■ ABOUT THIS EXERCISE ■
Continue the excerpt on choosing an economic forecasting technique, picking up after its last sentence, and ignore the rows that come after it.

■ EXCERPTED PASSAGE ■
►

This book has been concerned with the methods used in economic forecasting. For this final chapter we first consider the problem of choosing an appropriate technique. The remainder of the chapter examines current developments in forecasting methods (section 7.2), and the interaction between forecasting and government policy (section 7.3).
From our review of the benefits of combining forecasts in chapter 3 it is clear that in many circumstances no particular technique dominates all others. It should also be apparent that many of the studies which compare different methods of forecasting are not comprehensive in their coverage of these methods. Initially we will examine the general approaches to forecasting, with a view to seeing what sort of information is needed before they can be used, then we will review some evidence on what techniques are employed in practice and taught in universities and other institutions of higher education.
In chapter 1 we saw that there are various ways of classifying forecasting methods such as subjective versus model-based or causal versus non-causal. Here we will limit consideration to quantitative forecasts with particular reference to judgement, surveys, extrapolation procedures and econometric models. Starting with judgement and surveys, these require very little extra information since the respondents use their own methods of producing forecasts. In particular there is no need to have a past history of the event being forecast.

◄

■ AVAILABLE DATA ■
►

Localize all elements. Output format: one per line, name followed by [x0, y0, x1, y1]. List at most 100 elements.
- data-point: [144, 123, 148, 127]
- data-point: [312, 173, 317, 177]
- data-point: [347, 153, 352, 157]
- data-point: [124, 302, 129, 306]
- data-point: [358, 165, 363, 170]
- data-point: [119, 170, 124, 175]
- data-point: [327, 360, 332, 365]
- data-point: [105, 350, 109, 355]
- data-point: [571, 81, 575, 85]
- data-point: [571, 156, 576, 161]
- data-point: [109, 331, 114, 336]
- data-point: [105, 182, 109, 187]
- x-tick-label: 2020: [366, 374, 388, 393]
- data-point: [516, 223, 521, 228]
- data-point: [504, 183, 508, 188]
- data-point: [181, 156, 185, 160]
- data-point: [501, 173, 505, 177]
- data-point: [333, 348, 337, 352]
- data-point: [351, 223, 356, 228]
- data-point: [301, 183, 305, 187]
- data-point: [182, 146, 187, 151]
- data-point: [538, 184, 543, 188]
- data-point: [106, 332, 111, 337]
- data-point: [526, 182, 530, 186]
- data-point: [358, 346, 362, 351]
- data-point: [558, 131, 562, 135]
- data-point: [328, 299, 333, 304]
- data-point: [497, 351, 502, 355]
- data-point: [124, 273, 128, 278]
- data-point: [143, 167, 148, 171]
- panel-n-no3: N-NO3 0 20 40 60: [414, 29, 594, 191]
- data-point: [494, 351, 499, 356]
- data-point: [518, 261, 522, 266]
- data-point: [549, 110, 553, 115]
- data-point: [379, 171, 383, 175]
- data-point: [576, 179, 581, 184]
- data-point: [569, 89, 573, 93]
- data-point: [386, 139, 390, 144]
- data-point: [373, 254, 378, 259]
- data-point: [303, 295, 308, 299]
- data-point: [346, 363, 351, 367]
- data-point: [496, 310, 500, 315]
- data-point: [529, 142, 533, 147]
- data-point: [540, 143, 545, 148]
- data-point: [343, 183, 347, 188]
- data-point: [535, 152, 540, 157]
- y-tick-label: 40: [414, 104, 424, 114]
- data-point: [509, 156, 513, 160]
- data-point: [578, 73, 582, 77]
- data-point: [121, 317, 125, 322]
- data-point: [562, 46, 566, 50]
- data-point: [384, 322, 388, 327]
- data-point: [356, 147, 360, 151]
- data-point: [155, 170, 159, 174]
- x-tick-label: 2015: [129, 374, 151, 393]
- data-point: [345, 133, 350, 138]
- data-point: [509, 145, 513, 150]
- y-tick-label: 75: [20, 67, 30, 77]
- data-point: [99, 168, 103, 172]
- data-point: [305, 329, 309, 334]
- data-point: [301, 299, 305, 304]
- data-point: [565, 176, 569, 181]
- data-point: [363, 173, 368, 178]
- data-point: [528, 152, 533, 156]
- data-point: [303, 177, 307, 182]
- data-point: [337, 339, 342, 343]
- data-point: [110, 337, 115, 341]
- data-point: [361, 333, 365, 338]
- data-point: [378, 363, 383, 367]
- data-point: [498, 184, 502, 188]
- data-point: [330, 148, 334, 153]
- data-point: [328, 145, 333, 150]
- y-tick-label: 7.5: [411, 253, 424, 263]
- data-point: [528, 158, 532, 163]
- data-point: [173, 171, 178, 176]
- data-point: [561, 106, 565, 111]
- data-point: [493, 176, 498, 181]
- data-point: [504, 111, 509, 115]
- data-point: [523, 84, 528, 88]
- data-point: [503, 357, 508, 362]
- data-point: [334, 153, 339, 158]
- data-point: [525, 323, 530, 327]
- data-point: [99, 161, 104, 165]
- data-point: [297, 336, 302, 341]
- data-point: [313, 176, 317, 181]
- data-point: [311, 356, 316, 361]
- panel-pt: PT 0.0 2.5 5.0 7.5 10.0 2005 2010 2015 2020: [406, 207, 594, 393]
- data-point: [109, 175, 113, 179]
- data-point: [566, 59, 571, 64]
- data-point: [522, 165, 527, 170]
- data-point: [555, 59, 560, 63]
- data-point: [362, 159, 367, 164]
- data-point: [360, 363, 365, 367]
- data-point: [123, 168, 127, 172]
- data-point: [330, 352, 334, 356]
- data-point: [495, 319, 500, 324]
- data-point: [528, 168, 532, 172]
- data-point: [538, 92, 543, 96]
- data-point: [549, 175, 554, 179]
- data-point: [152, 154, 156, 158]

◄

■ REPLY TO THE EXERCISE ■
Other things being equal, the best method for forecasting the future values of a given variable would be to build a structural econometric model employing the correct theory, estimate its parameters from an accurate data base, and employ this model to predict the future values of the variable of interest. Since, by construction, such a model embodies the correct economic theory, it must produce forecasts which are, a priori, superior to those derived from other methods. However, the practitioner is seldom in this ideal situation and it is not always possible to construct an econometric model. This is because first, the practitioner may be unclear as to what constitutes the appropriate economic theory. Thus, for example while the theory of the consumption function is relatively uncontroversial, the role of money is not. Second, reliable data on the values of the variables believed to be relevant for the model may not exist. For example, monthly wealth and national income figures are not published in the UK. Third, the cost of constructing and estimating an econometric model may be greater than the perceived benefits from such an exercise, so that a cheaper method of forecasting is sought.
In chapter 1 we discussed some extrapolation methods in which past values of a single series were smoothed to give forecasts. Here we outline some of the more complex procedures, generally known as time-series methods, for univariate forecasting and then discuss multivariate forecasting methods.